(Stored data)
——————

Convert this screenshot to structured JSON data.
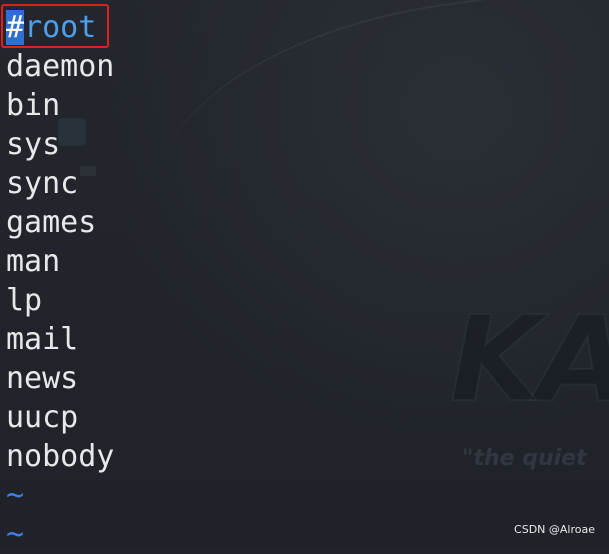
{
  "editor": {
    "first_line": {
      "cursor_char": "#",
      "rest": "root"
    },
    "lines": [
      "daemon",
      "bin",
      "sys",
      "sync",
      "games",
      "man",
      "lp",
      "mail",
      "news",
      "uucp",
      "nobody"
    ],
    "empty_marker": "~"
  },
  "background": {
    "watermark_text": "KA",
    "watermark_tagline": "\"the quiet"
  },
  "credit": "CSDN @Alroae",
  "colors": {
    "background": "#21252b",
    "text": "#e6e8ea",
    "cursor": "#2f6fd0",
    "highlight_box": "#e0201c",
    "tilde": "#3f7fe0"
  }
}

——————

[Aim] Every line is to be duplicated exactly, though pictures stay out.

[Reply to the exercise]
Convert this screenshot to structured JSON data.
{
  "editor": {
    "first_line": {
      "cursor_char": "#",
      "rest": "root"
    },
    "lines": [
      "daemon",
      "bin",
      "sys",
      "sync",
      "games",
      "man",
      "lp",
      "mail",
      "news",
      "uucp",
      "nobody"
    ],
    "empty_marker": "~"
  },
  "background": {
    "watermark_text": "KA",
    "watermark_tagline": "\"the quiet"
  },
  "credit": "CSDN @Alroae",
  "colors": {
    "background": "#21252b",
    "text": "#e6e8ea",
    "cursor": "#2f6fd0",
    "highlight_box": "#e0201c",
    "tilde": "#3f7fe0"
  }
}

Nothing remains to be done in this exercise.